Exercise instructions: Rewrite all of the items below, swapping "column-rule" for "divider-line" and keeping everything else the same. Leave the pictures out of your answer.
## begin Dataset rows
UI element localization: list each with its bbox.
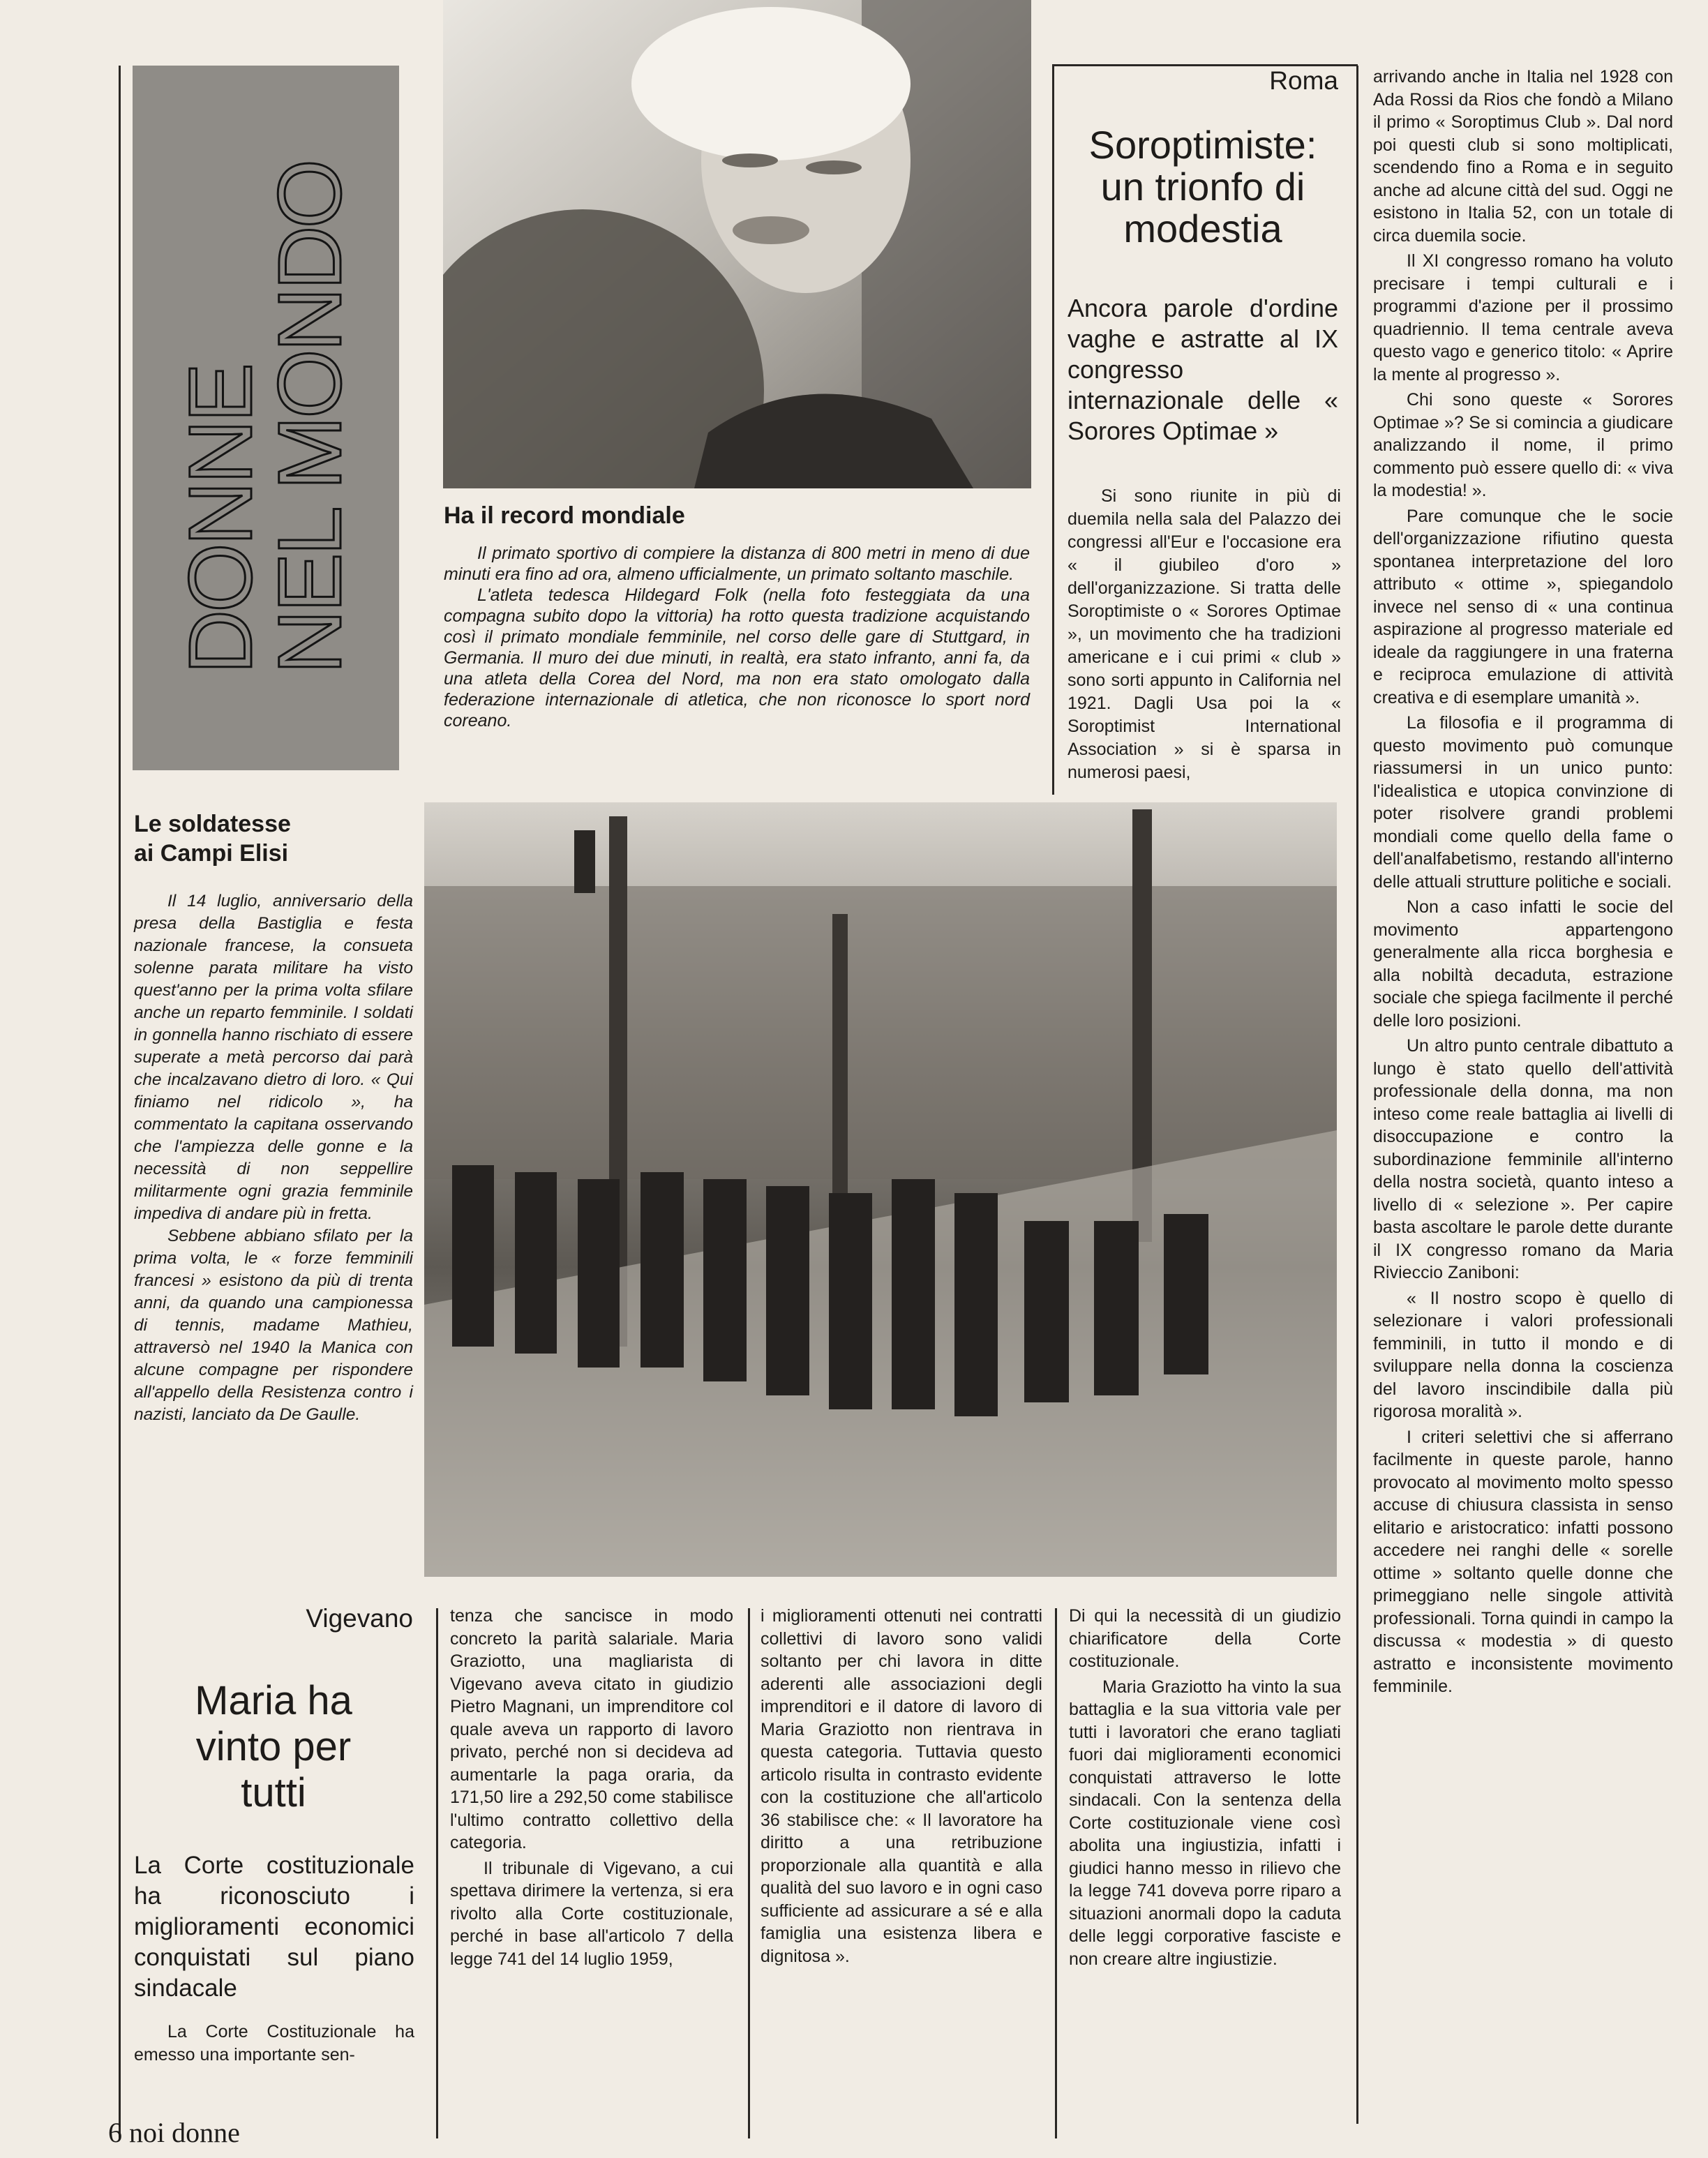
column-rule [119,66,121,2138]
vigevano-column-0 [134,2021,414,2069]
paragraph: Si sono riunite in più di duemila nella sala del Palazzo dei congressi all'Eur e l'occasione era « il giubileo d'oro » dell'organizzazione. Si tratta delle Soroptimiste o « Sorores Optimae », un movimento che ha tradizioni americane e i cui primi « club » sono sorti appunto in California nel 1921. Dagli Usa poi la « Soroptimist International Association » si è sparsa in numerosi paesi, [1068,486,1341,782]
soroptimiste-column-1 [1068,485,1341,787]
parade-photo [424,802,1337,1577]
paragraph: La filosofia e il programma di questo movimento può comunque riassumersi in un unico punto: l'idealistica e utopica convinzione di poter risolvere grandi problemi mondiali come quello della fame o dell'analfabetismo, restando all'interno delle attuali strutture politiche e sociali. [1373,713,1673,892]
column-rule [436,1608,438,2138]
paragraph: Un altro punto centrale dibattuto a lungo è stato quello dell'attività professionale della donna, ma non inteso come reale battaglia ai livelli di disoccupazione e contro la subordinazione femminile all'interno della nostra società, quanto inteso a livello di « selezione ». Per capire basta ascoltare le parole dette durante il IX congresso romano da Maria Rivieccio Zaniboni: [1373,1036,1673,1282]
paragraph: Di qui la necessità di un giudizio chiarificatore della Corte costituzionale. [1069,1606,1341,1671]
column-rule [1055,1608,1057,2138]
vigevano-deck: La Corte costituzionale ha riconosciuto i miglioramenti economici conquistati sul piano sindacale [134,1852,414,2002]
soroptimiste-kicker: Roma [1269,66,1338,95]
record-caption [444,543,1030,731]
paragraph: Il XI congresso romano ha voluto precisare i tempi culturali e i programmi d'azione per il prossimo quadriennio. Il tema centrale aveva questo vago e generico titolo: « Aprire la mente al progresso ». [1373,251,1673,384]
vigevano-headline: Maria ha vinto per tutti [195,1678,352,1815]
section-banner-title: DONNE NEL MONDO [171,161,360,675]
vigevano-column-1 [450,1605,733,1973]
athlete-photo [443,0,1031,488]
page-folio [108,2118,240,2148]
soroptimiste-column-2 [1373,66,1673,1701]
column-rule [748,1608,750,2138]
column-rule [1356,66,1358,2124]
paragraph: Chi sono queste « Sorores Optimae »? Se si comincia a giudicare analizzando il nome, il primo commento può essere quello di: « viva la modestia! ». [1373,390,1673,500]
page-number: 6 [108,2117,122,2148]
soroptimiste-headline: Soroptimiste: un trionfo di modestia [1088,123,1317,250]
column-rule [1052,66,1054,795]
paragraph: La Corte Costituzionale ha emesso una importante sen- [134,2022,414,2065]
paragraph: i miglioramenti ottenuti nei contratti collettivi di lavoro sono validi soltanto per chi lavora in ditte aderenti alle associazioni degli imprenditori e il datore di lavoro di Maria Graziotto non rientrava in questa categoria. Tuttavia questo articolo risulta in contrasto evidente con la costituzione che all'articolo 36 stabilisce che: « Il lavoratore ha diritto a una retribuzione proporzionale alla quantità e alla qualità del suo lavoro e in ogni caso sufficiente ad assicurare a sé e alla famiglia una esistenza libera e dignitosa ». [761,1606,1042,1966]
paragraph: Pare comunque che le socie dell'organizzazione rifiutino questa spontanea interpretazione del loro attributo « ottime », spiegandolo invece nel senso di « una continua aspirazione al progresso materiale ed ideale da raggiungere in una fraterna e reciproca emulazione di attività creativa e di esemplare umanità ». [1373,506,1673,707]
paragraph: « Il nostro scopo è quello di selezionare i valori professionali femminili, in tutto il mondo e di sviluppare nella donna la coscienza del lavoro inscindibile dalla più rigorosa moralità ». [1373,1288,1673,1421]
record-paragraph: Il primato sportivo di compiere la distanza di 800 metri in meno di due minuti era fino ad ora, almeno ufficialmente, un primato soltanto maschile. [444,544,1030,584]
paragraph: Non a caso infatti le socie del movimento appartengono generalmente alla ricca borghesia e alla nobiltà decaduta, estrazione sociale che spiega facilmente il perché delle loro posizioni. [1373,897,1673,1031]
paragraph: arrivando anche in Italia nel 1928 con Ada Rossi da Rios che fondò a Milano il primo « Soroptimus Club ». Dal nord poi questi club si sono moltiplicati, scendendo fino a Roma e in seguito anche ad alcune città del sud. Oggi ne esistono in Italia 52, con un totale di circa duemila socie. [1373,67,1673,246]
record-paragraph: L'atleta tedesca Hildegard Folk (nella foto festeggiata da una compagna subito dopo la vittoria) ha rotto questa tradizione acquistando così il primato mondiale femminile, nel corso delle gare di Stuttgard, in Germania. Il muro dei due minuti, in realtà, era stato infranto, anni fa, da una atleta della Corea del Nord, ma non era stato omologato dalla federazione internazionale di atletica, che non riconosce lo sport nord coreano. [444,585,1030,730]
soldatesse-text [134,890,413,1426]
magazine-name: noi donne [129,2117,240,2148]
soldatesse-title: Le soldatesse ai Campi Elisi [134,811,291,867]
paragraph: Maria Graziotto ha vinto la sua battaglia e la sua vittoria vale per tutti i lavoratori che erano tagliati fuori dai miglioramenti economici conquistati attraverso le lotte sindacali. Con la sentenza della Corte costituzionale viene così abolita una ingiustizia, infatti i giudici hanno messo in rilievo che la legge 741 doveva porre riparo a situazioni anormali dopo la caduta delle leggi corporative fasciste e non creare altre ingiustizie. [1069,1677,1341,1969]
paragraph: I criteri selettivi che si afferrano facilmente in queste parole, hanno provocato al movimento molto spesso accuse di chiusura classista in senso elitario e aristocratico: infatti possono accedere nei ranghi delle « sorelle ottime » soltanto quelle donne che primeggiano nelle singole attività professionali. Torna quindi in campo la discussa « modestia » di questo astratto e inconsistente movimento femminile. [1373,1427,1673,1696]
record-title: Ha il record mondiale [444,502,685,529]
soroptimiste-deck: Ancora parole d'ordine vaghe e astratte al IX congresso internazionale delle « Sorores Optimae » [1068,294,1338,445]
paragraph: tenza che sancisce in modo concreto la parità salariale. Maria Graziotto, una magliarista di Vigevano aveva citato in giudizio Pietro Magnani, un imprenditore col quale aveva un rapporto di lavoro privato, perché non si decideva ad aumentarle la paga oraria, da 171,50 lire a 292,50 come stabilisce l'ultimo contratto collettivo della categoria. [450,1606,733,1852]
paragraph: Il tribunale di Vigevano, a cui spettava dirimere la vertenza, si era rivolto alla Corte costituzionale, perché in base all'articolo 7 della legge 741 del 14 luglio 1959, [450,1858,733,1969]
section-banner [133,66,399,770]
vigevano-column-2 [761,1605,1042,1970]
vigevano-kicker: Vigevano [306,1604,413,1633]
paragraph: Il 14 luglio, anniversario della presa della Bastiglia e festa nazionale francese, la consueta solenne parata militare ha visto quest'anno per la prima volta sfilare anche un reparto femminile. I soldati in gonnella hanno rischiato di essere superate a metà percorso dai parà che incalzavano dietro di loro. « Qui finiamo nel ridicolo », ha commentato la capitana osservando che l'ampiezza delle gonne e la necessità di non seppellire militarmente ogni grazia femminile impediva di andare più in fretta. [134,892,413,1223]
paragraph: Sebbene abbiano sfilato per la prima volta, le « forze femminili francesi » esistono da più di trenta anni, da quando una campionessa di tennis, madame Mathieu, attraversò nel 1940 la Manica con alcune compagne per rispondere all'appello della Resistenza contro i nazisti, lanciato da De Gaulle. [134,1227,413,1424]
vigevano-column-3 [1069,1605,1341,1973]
## end Dataset rows
Solved problem:
UI element localization: list each with its bbox.
divider-line [119,66,121,2138]
vigevano-column-0 [134,2021,414,2069]
paragraph: Si sono riunite in più di duemila nella sala del Palazzo dei congressi all'Eur e l'occasione era « il giubileo d'oro » dell'organizzazione. Si tratta delle Soroptimiste o « Sorores Optimae », un movimento che ha tradizioni americane e i cui primi « club » sono sorti appunto in California nel 1921. Dagli Usa poi la « Soroptimist International Association » si è sparsa in numerosi paesi, [1068,486,1341,782]
soroptimiste-column-1 [1068,485,1341,787]
parade-photo [424,802,1337,1577]
paragraph: La filosofia e il programma di questo movimento può comunque riassumersi in un unico punto: l'idealistica e utopica convinzione di poter risolvere grandi problemi mondiali come quello della fame o dell'analfabetismo, restando all'interno delle attuali strutture politiche e sociali. [1373,713,1673,892]
divider-line [436,1608,438,2138]
paragraph: Un altro punto centrale dibattuto a lungo è stato quello dell'attività professionale della donna, ma non inteso come reale battaglia ai livelli di disoccupazione e contro la subordinazione femminile all'interno della nostra società, quanto inteso a livello di « selezione ». Per capire basta ascoltare le parole dette durante il IX congresso romano da Maria Rivieccio Zaniboni: [1373,1036,1673,1282]
paragraph: Di qui la necessità di un giudizio chiarificatore della Corte costituzionale. [1069,1606,1341,1671]
divider-line [1055,1608,1057,2138]
vigevano-deck: La Corte costituzionale ha riconosciuto i miglioramenti economici conquistati sul piano sindacale [134,1852,414,2002]
soroptimiste-kicker: Roma [1269,66,1338,95]
record-caption [444,543,1030,731]
paragraph: Il XI congresso romano ha voluto precisare i tempi culturali e i programmi d'azione per il prossimo quadriennio. Il tema centrale aveva questo vago e generico titolo: « Aprire la mente al progresso ». [1373,251,1673,384]
vigevano-headline: Maria ha vinto per tutti [195,1678,352,1815]
section-banner-title: DONNE NEL MONDO [171,161,360,675]
vigevano-column-1 [450,1605,733,1973]
athlete-photo [443,0,1031,488]
page-folio [108,2118,240,2148]
soroptimiste-column-2 [1373,66,1673,1701]
divider-line [748,1608,750,2138]
divider-line [1356,66,1358,2124]
paragraph: Chi sono queste « Sorores Optimae »? Se si comincia a giudicare analizzando il nome, il primo commento può essere quello di: « viva la modestia! ». [1373,390,1673,500]
page-number: 6 [108,2117,122,2148]
soroptimiste-headline: Soroptimiste: un trionfo di modestia [1088,123,1317,250]
divider-line [1052,66,1054,795]
paragraph: La Corte Costituzionale ha emesso una importante sen- [134,2022,414,2065]
paragraph: i miglioramenti ottenuti nei contratti collettivi di lavoro sono validi soltanto per chi lavora in ditte aderenti alle associazioni degli imprenditori e il datore di lavoro di Maria Graziotto non rientrava in questa categoria. Tuttavia questo articolo risulta in contrasto evidente con la costituzione che all'articolo 36 stabilisce che: « Il lavoratore ha diritto a una retribuzione proporzionale alla quantità e alla qualità del suo lavoro e in ogni caso sufficiente ad assicurare a sé e alla famiglia una esistenza libera e dignitosa ». [761,1606,1042,1966]
paragraph: Pare comunque che le socie dell'organizzazione rifiutino questa spontanea interpretazione del loro attributo « ottime », spiegandolo invece nel senso di « una continua aspirazione al progresso materiale ed ideale da raggiungere in una fraterna e reciproca emulazione di attività creativa e di esemplare umanità ». [1373,506,1673,707]
paragraph: « Il nostro scopo è quello di selezionare i valori professionali femminili, in tutto il mondo e di sviluppare nella donna la coscienza del lavoro inscindibile dalla più rigorosa moralità ». [1373,1288,1673,1421]
record-paragraph: Il primato sportivo di compiere la distanza di 800 metri in meno di due minuti era fino ad ora, almeno ufficialmente, un primato soltanto maschile. [444,544,1030,584]
paragraph: Non a caso infatti le socie del movimento appartengono generalmente alla ricca borghesia e alla nobiltà decaduta, estrazione sociale che spiega facilmente il perché delle loro posizioni. [1373,897,1673,1031]
paragraph: arrivando anche in Italia nel 1928 con Ada Rossi da Rios che fondò a Milano il primo « Soroptimus Club ». Dal nord poi questi club si sono moltiplicati, scendendo fino a Roma e in seguito anche ad alcune città del sud. Oggi ne esistono in Italia 52, con un totale di circa duemila socie. [1373,67,1673,246]
record-paragraph: L'atleta tedesca Hildegard Folk (nella foto festeggiata da una compagna subito dopo la vittoria) ha rotto questa tradizione acquistando così il primato mondiale femminile, nel corso delle gare di Stuttgard, in Germania. Il muro dei due minuti, in realtà, era stato infranto, anni fa, da una atleta della Corea del Nord, ma non era stato omologato dalla federazione internazionale di atletica, che non riconosce lo sport nord coreano. [444,585,1030,730]
soldatesse-text [134,890,413,1426]
magazine-name: noi donne [129,2117,240,2148]
soldatesse-title: Le soldatesse ai Campi Elisi [134,811,291,867]
paragraph: Maria Graziotto ha vinto la sua battaglia e la sua vittoria vale per tutti i lavoratori che erano tagliati fuori dai miglioramenti economici conquistati attraverso le lotte sindacali. Con la sentenza della Corte costituzionale viene così abolita una ingiustizia, infatti i giudici hanno messo in rilievo che la legge 741 doveva porre riparo a situazioni anormali dopo la caduta delle leggi corporative fasciste e non creare altre ingiustizie. [1069,1677,1341,1969]
paragraph: I criteri selettivi che si afferrano facilmente in queste parole, hanno provocato al movimento molto spesso accuse di chiusura classista in senso elitario e aristocratico: infatti possono accedere nei ranghi delle « sorelle ottime » soltanto quelle donne che primeggiano nelle singole attività professionali. Torna quindi in campo la discussa « modestia » di questo astratto e inconsistente movimento femminile. [1373,1427,1673,1696]
record-title: Ha il record mondiale [444,502,685,529]
soroptimiste-deck: Ancora parole d'ordine vaghe e astratte al IX congresso internazionale delle « Sorores Optimae » [1068,294,1338,445]
paragraph: tenza che sancisce in modo concreto la parità salariale. Maria Graziotto, una magliarista di Vigevano aveva citato in giudizio Pietro Magnani, un imprenditore col quale aveva un rapporto di lavoro privato, perché non si decideva ad aumentarle la paga oraria, da 171,50 lire a 292,50 come stabilisce l'ultimo contratto collettivo della categoria. [450,1606,733,1852]
paragraph: Il tribunale di Vigevano, a cui spettava dirimere la vertenza, si era rivolto alla Corte costituzionale, perché in base all'articolo 7 della legge 741 del 14 luglio 1959, [450,1858,733,1969]
section-banner [133,66,399,770]
vigevano-column-2 [761,1605,1042,1970]
vigevano-kicker: Vigevano [306,1604,413,1633]
paragraph: Il 14 luglio, anniversario della presa della Bastiglia e festa nazionale francese, la consueta solenne parata militare ha visto quest'anno per la prima volta sfilare anche un reparto femminile. I soldati in gonnella hanno rischiato di essere superate a metà percorso dai parà che incalzavano dietro di loro. « Qui finiamo nel ridicolo », ha commentato la capitana osservando che l'ampiezza delle gonne e la necessità di non seppellire militarmente ogni grazia femminile impediva di andare più in fretta. [134,892,413,1223]
paragraph: Sebbene abbiano sfilato per la prima volta, le « forze femminili francesi » esistono da più di trenta anni, da quando una campionessa di tennis, madame Mathieu, attraversò nel 1940 la Manica con alcune compagne per rispondere all'appello della Resistenza contro i nazisti, lanciato da De Gaulle. [134,1227,413,1424]
vigevano-column-3 [1069,1605,1341,1973]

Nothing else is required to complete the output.